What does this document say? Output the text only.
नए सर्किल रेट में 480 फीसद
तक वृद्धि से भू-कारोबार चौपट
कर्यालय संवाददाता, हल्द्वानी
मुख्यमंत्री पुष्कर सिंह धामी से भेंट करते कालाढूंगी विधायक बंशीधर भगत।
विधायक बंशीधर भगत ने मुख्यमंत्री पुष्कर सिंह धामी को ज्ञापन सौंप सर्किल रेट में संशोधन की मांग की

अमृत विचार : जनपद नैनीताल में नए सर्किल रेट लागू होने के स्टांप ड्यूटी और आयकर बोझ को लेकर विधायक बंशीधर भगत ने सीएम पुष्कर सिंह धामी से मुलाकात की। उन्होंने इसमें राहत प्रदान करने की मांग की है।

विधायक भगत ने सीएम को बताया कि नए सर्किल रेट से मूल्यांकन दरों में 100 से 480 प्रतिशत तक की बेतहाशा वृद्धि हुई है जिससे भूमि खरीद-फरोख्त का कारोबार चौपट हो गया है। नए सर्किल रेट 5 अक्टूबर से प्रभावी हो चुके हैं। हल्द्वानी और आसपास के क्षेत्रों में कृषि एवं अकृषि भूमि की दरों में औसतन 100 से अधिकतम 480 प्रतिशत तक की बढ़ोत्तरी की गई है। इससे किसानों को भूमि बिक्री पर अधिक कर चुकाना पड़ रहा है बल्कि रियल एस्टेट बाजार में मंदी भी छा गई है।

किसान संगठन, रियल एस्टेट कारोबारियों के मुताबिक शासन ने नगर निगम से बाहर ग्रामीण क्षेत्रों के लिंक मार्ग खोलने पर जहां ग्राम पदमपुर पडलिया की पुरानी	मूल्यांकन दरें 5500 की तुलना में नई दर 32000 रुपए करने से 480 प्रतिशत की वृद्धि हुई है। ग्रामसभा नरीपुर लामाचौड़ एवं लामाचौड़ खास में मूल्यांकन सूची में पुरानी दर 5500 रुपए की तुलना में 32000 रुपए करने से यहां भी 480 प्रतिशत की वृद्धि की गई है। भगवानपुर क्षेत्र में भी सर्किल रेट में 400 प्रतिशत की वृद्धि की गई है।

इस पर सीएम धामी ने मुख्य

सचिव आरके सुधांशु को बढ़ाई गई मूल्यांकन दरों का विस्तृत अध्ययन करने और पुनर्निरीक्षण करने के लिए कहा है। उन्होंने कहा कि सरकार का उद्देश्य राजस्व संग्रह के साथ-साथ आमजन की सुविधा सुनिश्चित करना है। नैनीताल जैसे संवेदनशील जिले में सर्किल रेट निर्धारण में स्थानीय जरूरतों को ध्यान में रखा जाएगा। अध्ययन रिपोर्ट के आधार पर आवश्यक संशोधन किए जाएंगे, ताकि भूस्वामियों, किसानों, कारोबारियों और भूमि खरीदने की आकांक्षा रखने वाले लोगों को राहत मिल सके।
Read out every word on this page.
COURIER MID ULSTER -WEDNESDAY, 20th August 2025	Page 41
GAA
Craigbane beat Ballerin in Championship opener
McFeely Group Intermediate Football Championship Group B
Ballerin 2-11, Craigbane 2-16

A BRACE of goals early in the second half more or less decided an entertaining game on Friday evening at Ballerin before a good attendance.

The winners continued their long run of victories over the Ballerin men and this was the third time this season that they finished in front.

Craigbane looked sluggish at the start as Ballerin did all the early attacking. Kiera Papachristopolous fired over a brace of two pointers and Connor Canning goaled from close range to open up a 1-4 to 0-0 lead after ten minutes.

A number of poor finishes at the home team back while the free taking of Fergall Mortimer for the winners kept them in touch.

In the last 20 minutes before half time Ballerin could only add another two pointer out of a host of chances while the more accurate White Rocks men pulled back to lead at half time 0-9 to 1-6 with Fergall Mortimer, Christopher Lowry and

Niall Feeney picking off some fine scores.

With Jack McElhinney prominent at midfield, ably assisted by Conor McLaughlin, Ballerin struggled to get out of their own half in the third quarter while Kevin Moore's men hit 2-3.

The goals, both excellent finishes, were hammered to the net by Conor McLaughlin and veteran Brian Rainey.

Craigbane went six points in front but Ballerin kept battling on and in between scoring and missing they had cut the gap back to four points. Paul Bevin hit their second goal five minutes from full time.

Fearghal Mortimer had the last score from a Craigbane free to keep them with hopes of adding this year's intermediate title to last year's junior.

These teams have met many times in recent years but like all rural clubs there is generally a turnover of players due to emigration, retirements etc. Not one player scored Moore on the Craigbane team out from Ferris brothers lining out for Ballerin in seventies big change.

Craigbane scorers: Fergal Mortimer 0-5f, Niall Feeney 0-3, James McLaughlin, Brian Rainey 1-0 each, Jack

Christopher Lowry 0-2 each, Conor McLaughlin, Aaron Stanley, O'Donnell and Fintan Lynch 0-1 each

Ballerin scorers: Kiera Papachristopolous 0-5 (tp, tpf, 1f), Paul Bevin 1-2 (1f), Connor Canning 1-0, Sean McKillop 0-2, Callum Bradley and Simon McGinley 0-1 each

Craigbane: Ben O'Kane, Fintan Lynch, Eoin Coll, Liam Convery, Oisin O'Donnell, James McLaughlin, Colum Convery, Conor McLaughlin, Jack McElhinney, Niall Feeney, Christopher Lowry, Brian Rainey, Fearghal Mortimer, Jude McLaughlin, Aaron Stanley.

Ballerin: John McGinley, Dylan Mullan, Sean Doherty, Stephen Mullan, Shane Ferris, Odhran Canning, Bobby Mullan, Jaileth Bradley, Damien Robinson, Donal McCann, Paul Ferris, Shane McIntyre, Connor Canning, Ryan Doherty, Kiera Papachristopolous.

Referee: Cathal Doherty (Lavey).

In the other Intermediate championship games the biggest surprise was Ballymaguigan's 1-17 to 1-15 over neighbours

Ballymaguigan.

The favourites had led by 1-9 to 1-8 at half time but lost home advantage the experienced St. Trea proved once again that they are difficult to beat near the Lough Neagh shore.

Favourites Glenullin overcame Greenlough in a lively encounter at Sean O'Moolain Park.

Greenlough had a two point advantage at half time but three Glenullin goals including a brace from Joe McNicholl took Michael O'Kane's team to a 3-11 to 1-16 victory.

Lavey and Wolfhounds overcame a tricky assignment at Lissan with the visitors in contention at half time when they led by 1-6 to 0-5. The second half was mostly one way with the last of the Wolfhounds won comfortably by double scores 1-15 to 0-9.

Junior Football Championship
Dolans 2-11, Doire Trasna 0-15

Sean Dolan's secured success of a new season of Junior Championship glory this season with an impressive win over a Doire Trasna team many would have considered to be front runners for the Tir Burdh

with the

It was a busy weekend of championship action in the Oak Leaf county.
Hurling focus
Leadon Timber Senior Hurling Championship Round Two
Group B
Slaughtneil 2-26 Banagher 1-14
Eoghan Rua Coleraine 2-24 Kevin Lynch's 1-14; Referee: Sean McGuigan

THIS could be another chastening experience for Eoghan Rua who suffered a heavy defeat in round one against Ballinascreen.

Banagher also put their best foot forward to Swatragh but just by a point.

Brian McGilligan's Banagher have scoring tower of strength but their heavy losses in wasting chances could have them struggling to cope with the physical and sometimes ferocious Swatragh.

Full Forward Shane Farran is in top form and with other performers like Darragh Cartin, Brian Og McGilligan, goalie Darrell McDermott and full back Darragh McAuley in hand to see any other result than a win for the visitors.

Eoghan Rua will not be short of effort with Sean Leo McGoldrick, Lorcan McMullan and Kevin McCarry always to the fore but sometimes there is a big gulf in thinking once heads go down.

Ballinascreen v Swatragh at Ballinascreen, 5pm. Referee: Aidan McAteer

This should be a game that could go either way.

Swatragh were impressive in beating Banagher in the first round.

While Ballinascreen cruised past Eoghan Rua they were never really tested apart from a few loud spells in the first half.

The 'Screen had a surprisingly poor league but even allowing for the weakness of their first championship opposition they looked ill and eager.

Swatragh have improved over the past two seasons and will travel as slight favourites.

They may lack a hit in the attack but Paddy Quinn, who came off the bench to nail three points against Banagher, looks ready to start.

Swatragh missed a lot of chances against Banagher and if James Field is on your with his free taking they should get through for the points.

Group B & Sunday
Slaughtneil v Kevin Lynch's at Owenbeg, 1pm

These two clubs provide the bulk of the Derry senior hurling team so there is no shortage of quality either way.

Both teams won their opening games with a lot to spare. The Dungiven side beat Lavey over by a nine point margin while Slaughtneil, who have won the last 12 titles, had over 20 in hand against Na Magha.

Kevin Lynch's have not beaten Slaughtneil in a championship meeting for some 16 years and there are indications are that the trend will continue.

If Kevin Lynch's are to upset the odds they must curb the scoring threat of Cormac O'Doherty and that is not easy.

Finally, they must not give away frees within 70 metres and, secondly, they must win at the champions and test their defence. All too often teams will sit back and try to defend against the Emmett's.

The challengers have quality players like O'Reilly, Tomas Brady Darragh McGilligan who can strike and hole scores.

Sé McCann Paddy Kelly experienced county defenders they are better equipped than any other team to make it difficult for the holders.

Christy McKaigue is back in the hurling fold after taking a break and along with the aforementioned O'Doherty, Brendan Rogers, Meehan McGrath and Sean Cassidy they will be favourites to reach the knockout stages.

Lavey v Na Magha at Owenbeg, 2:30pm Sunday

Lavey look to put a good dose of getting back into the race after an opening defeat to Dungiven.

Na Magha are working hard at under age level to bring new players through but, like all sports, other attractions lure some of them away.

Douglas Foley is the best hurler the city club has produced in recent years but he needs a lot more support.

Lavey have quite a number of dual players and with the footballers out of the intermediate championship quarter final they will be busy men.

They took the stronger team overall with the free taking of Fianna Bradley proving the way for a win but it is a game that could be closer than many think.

-----

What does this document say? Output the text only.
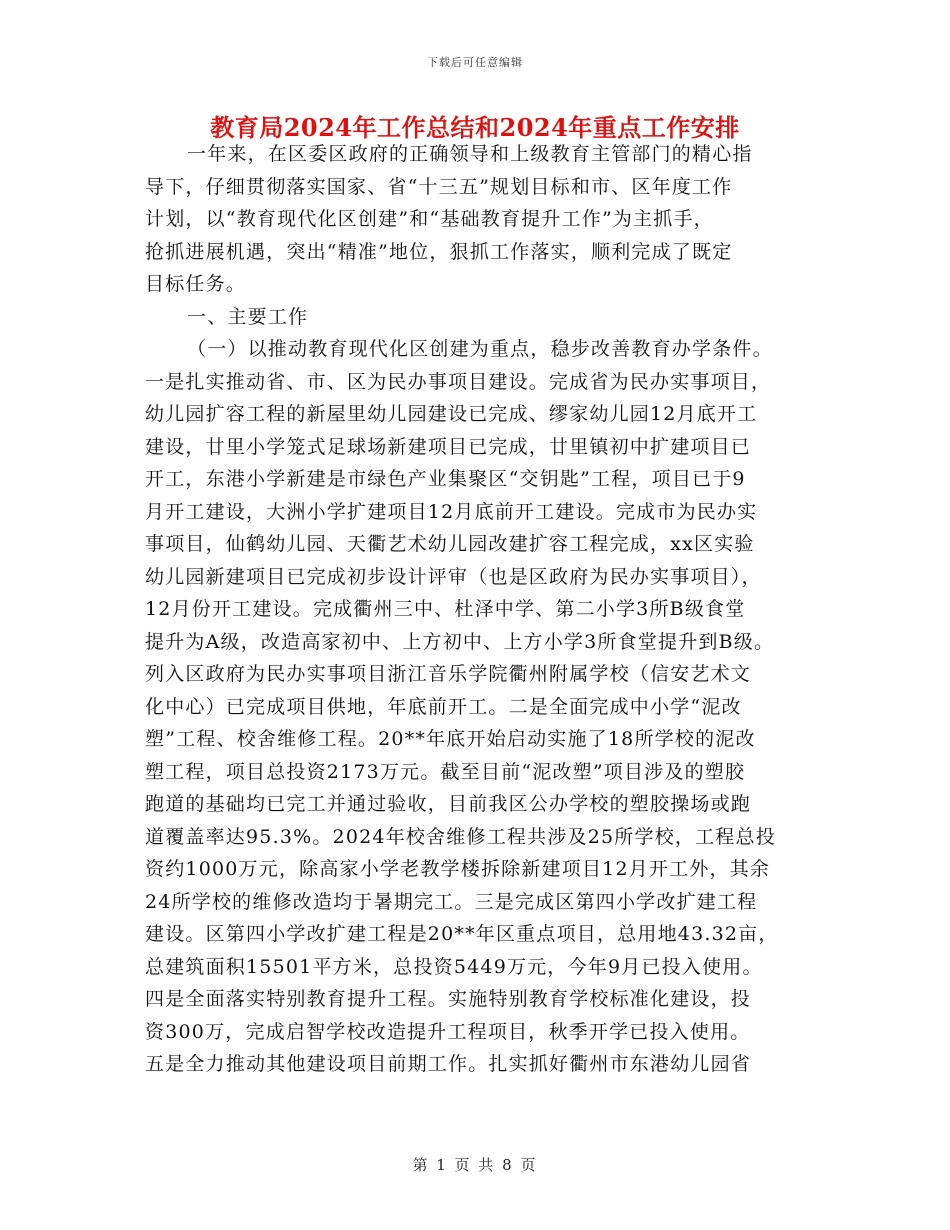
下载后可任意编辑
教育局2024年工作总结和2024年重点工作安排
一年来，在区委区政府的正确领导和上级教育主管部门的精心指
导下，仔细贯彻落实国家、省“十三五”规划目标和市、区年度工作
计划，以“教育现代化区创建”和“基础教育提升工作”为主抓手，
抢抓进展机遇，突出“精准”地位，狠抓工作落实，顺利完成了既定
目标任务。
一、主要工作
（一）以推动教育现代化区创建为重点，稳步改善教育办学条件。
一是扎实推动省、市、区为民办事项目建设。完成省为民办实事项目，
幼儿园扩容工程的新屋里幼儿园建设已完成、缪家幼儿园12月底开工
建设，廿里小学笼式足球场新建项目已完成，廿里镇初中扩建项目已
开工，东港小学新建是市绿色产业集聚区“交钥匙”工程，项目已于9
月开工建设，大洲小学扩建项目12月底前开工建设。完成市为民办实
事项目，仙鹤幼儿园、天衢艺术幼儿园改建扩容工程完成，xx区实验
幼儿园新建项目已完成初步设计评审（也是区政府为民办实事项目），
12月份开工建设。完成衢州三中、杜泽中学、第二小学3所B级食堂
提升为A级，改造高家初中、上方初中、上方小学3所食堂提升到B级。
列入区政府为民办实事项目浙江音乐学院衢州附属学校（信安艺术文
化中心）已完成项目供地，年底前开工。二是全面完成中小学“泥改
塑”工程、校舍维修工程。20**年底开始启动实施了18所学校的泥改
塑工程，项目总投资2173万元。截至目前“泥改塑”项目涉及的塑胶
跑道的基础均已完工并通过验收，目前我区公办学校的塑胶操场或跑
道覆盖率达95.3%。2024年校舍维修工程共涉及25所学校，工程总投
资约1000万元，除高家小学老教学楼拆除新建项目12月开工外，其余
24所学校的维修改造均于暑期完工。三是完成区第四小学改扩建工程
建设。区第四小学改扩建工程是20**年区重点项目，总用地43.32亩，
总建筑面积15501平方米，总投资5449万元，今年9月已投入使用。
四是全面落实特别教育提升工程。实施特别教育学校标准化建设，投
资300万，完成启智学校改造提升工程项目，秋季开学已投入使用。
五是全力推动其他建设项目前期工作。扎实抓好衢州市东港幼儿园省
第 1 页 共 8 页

-----

GIVEN PROBLEM -
Check every line of the data, and copy the ones that contain "teams".

THE RESPONSE -
These teams have met many times in recent years but like all rural clubs there is generally a turnover of players due to emigration, retirements etc. Not one player scored Moore on the Craigbane team out from Ferris brothers lining out for Ballerin in seventies big change.
Both teams won their opening games with a lot to spare. The Dungiven side beat Lavey over by a nine point margin while Slaughtneil, who have won the last 12 titles, had over 20 in hand against Na Magha.
Finally, they must not give away frees within 70 metres and, secondly, they must win at the champions and test their defence. All too often teams will sit back and try to defend against the Emmett's.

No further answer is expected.